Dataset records
• • • •

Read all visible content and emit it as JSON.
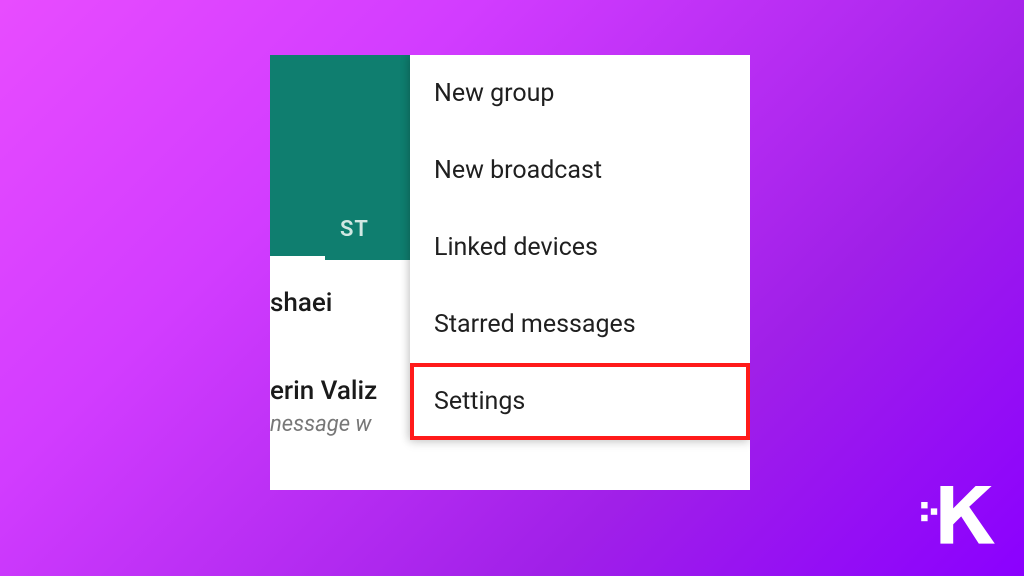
{
  "header": {
    "tab_label_partial": "ST"
  },
  "chat_list": {
    "item1_name_partial": "shaei",
    "item2_name_partial": "erin Valiz",
    "item2_preview_partial": "nessage w"
  },
  "menu": {
    "items": [
      {
        "label": "New group",
        "highlighted": false
      },
      {
        "label": "New broadcast",
        "highlighted": false
      },
      {
        "label": "Linked devices",
        "highlighted": false
      },
      {
        "label": "Starred messages",
        "highlighted": false
      },
      {
        "label": "Settings",
        "highlighted": true
      }
    ]
  },
  "watermark": {
    "letter": "K"
  }
}
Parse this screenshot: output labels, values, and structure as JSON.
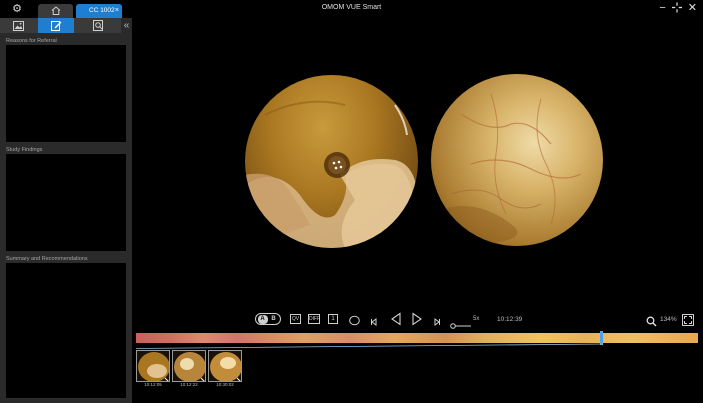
{
  "app": {
    "title": "OMOM VUE Smart",
    "tabs": [
      {
        "label": "",
        "icon": "home-icon"
      },
      {
        "label": "CC 1002",
        "icon": "close-icon",
        "active": true
      }
    ],
    "window_controls": [
      "minimize-icon",
      "restore-icon",
      "close-icon"
    ]
  },
  "left_panel": {
    "tabs": [
      {
        "icon": "image-icon"
      },
      {
        "icon": "edit-icon",
        "active": true
      },
      {
        "icon": "search-icon"
      }
    ],
    "sections": [
      {
        "label": "Reasons for Referral"
      },
      {
        "label": "Study Findings"
      },
      {
        "label": "Summary and Recommendations"
      }
    ]
  },
  "controls": {
    "ab": {
      "a": "A",
      "b": "B"
    },
    "view_buttons": [
      "QV",
      "DIFF",
      "1"
    ],
    "speed": "5x",
    "timestamp": "10:12:39",
    "zoom": "134%"
  },
  "timeline": {
    "position": 0.827
  },
  "thumbnails": [
    {
      "time": "10:12:05"
    },
    {
      "time": "10:12:22"
    },
    {
      "time": "10:30:02"
    }
  ],
  "colors": {
    "accent": "#1e7fd0",
    "panel": "#2a2a2a",
    "background": "#000000"
  }
}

• • • •

* Short task
Keep the pictures out of the copy and write out the data exactly as it stands.

* Answer below
Read all visible content and emit it as JSON.
{
  "header": {
    "tab_label_partial": "ST"
  },
  "chat_list": {
    "item1_name_partial": "shaei",
    "item2_name_partial": "erin Valiz",
    "item2_preview_partial": "nessage w"
  },
  "menu": {
    "items": [
      {
        "label": "New group",
        "highlighted": false
      },
      {
        "label": "New broadcast",
        "highlighted": false
      },
      {
        "label": "Linked devices",
        "highlighted": false
      },
      {
        "label": "Starred messages",
        "highlighted": false
      },
      {
        "label": "Settings",
        "highlighted": true
      }
    ]
  },
  "watermark": {
    "letter": "K"
  }
}
Parse this screenshot: output labels, values, and structure as JSON.
{
  "app": {
    "title": "OMOM VUE Smart",
    "tabs": [
      {
        "label": "",
        "icon": "home-icon"
      },
      {
        "label": "CC 1002",
        "icon": "close-icon",
        "active": true
      }
    ],
    "window_controls": [
      "minimize-icon",
      "restore-icon",
      "close-icon"
    ]
  },
  "left_panel": {
    "tabs": [
      {
        "icon": "image-icon"
      },
      {
        "icon": "edit-icon",
        "active": true
      },
      {
        "icon": "search-icon"
      }
    ],
    "sections": [
      {
        "label": "Reasons for Referral"
      },
      {
        "label": "Study Findings"
      },
      {
        "label": "Summary and Recommendations"
      }
    ]
  },
  "controls": {
    "ab": {
      "a": "A",
      "b": "B"
    },
    "view_buttons": [
      "QV",
      "DIFF",
      "1"
    ],
    "speed": "5x",
    "timestamp": "10:12:39",
    "zoom": "134%"
  },
  "timeline": {
    "position": 0.827
  },
  "thumbnails": [
    {
      "time": "10:12:05"
    },
    {
      "time": "10:12:22"
    },
    {
      "time": "10:30:02"
    }
  ],
  "colors": {
    "accent": "#1e7fd0",
    "panel": "#2a2a2a",
    "background": "#000000"
  }
}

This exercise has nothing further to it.